Dataset items:
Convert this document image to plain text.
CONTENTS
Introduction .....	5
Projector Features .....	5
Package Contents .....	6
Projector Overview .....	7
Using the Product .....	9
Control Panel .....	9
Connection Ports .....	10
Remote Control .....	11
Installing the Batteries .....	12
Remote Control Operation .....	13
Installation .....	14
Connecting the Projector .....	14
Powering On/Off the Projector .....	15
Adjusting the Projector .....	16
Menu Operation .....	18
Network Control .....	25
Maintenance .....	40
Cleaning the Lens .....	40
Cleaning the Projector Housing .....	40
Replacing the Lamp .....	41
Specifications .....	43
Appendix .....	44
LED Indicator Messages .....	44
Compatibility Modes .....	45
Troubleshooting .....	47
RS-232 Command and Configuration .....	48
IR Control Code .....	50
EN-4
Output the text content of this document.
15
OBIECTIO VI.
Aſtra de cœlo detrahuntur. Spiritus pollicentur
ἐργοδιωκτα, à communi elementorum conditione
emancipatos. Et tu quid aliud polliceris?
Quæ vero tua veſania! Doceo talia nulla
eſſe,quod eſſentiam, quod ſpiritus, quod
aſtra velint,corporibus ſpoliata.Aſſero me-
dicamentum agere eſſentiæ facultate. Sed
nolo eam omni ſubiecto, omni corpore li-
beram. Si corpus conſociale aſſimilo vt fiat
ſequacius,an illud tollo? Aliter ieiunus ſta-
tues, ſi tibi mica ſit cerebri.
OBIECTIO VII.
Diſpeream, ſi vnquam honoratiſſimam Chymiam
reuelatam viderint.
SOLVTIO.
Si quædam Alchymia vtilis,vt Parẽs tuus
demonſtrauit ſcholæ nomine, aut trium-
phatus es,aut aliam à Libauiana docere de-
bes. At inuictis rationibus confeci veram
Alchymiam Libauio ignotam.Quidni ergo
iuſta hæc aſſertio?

• EXERCISE
Make an exact copy of the listing, including every line.

• THE COMPLETED TASK
Convert this document image to plain text.
CONTENTS
Introduction .....	5
Projector Features .....	5
Package Contents .....	6
Projector Overview .....	7
Using the Product .....	9
Control Panel .....	9
Connection Ports .....	10
Remote Control .....	11
Installing the Batteries .....	12
Remote Control Operation .....	13
Installation .....	14
Connecting the Projector .....	14
Powering On/Off the Projector .....	15
Adjusting the Projector .....	16
Menu Operation .....	18
Network Control .....	25
Maintenance .....	40
Cleaning the Lens .....	40
Cleaning the Projector Housing .....	40
Replacing the Lamp .....	41
Specifications .....	43
Appendix .....	44
LED Indicator Messages .....	44
Compatibility Modes .....	45
Troubleshooting .....	47
RS-232 Command and Configuration .....	48
IR Control Code .....	50
EN-4
Output the text content of this document.
15
OBIECTIO VI.
Aſtra de cœlo detrahuntur. Spiritus pollicentur
ἐργοδιωκτα, à communi elementorum conditione
emancipatos. Et tu quid aliud polliceris?
Quæ vero tua veſania! Doceo talia nulla
eſſe,quod eſſentiam, quod ſpiritus, quod
aſtra velint,corporibus ſpoliata.Aſſero me-
dicamentum agere eſſentiæ facultate. Sed
nolo eam omni ſubiecto, omni corpore li-
beram. Si corpus conſociale aſſimilo vt fiat
ſequacius,an illud tollo? Aliter ieiunus ſta-
tues, ſi tibi mica ſit cerebri.
OBIECTIO VII.
Diſpeream, ſi vnquam honoratiſſimam Chymiam
reuelatam viderint.
SOLVTIO.
Si quædam Alchymia vtilis,vt Parẽs tuus
demonſtrauit ſcholæ nomine, aut trium-
phatus es,aut aliam à Libauiana docere de-
bes. At inuictis rationibus confeci veram
Alchymiam Libauio ignotam.Quidni ergo
iuſta hæc aſſertio?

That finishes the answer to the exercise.